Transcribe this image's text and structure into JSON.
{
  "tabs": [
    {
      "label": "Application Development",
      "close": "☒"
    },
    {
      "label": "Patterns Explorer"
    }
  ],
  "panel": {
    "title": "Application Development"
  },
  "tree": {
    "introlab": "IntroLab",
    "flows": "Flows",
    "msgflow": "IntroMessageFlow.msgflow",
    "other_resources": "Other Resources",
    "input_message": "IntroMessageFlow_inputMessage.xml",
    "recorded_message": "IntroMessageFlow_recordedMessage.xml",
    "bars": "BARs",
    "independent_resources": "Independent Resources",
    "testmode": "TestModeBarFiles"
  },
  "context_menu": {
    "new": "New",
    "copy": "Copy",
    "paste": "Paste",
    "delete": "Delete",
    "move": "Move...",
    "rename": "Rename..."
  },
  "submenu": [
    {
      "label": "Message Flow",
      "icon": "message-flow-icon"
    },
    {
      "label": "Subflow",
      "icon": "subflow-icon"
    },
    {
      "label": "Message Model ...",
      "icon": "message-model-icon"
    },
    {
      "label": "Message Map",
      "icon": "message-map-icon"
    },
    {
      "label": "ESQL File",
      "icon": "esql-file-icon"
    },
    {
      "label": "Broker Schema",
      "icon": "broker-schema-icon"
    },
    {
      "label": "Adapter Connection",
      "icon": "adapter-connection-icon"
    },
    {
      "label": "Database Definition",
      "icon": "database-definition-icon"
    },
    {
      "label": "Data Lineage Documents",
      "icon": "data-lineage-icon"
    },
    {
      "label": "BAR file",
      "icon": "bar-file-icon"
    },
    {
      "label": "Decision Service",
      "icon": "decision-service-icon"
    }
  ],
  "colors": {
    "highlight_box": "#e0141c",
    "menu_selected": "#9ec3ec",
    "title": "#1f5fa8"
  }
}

□ □ □ □ □

**Your objective**
Above are some records; extract every one of them exactly.

**Exercise response**
Transcribe this image's text and structure into JSON.
{
  "tabs": [
    {
      "label": "Application Development",
      "close": "☒"
    },
    {
      "label": "Patterns Explorer"
    }
  ],
  "panel": {
    "title": "Application Development"
  },
  "tree": {
    "introlab": "IntroLab",
    "flows": "Flows",
    "msgflow": "IntroMessageFlow.msgflow",
    "other_resources": "Other Resources",
    "input_message": "IntroMessageFlow_inputMessage.xml",
    "recorded_message": "IntroMessageFlow_recordedMessage.xml",
    "bars": "BARs",
    "independent_resources": "Independent Resources",
    "testmode": "TestModeBarFiles"
  },
  "context_menu": {
    "new": "New",
    "copy": "Copy",
    "paste": "Paste",
    "delete": "Delete",
    "move": "Move...",
    "rename": "Rename..."
  },
  "submenu": [
    {
      "label": "Message Flow",
      "icon": "message-flow-icon"
    },
    {
      "label": "Subflow",
      "icon": "subflow-icon"
    },
    {
      "label": "Message Model ...",
      "icon": "message-model-icon"
    },
    {
      "label": "Message Map",
      "icon": "message-map-icon"
    },
    {
      "label": "ESQL File",
      "icon": "esql-file-icon"
    },
    {
      "label": "Broker Schema",
      "icon": "broker-schema-icon"
    },
    {
      "label": "Adapter Connection",
      "icon": "adapter-connection-icon"
    },
    {
      "label": "Database Definition",
      "icon": "database-definition-icon"
    },
    {
      "label": "Data Lineage Documents",
      "icon": "data-lineage-icon"
    },
    {
      "label": "BAR file",
      "icon": "bar-file-icon"
    },
    {
      "label": "Decision Service",
      "icon": "decision-service-icon"
    }
  ],
  "colors": {
    "highlight_box": "#e0141c",
    "menu_selected": "#9ec3ec",
    "title": "#1f5fa8"
  }
}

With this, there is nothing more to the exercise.